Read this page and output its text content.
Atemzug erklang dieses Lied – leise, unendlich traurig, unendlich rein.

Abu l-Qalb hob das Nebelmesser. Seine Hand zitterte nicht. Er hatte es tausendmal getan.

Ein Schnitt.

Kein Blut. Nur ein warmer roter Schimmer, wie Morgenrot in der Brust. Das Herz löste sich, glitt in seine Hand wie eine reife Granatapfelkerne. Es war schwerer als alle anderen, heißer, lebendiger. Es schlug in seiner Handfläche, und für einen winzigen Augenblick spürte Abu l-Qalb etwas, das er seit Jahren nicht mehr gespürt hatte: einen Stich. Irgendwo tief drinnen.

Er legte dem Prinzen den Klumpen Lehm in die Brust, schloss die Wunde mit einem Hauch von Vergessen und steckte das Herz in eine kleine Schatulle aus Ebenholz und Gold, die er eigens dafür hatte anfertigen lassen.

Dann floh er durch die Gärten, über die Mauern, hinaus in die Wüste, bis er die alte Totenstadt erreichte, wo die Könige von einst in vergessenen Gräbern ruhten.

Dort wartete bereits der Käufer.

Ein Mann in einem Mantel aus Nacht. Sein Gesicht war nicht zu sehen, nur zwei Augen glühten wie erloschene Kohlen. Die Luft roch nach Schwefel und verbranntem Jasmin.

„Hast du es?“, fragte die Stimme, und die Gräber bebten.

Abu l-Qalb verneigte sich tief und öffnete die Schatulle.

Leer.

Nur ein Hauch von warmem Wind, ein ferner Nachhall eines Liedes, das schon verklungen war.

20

| EXERCISE BRIEF |
Copy each record from above exactly, and include every line.

| WRITTEN ANSWER |
Read this page and output its text content.
Atemzug erklang dieses Lied – leise, unendlich traurig, unendlich rein.

Abu l-Qalb hob das Nebelmesser. Seine Hand zitterte nicht. Er hatte es tausendmal getan.

Ein Schnitt.

Kein Blut. Nur ein warmer roter Schimmer, wie Morgenrot in der Brust. Das Herz löste sich, glitt in seine Hand wie eine reife Granatapfelkerne. Es war schwerer als alle anderen, heißer, lebendiger. Es schlug in seiner Handfläche, und für einen winzigen Augenblick spürte Abu l-Qalb etwas, das er seit Jahren nicht mehr gespürt hatte: einen Stich. Irgendwo tief drinnen.

Er legte dem Prinzen den Klumpen Lehm in die Brust, schloss die Wunde mit einem Hauch von Vergessen und steckte das Herz in eine kleine Schatulle aus Ebenholz und Gold, die er eigens dafür hatte anfertigen lassen.

Dann floh er durch die Gärten, über die Mauern, hinaus in die Wüste, bis er die alte Totenstadt erreichte, wo die Könige von einst in vergessenen Gräbern ruhten.

Dort wartete bereits der Käufer.

Ein Mann in einem Mantel aus Nacht. Sein Gesicht war nicht zu sehen, nur zwei Augen glühten wie erloschene Kohlen. Die Luft roch nach Schwefel und verbranntem Jasmin.

„Hast du es?“, fragte die Stimme, und die Gräber bebten.

Abu l-Qalb verneigte sich tief und öffnete die Schatulle.

Leer.

Nur ein Hauch von warmem Wind, ein ferner Nachhall eines Liedes, das schon verklungen war.

20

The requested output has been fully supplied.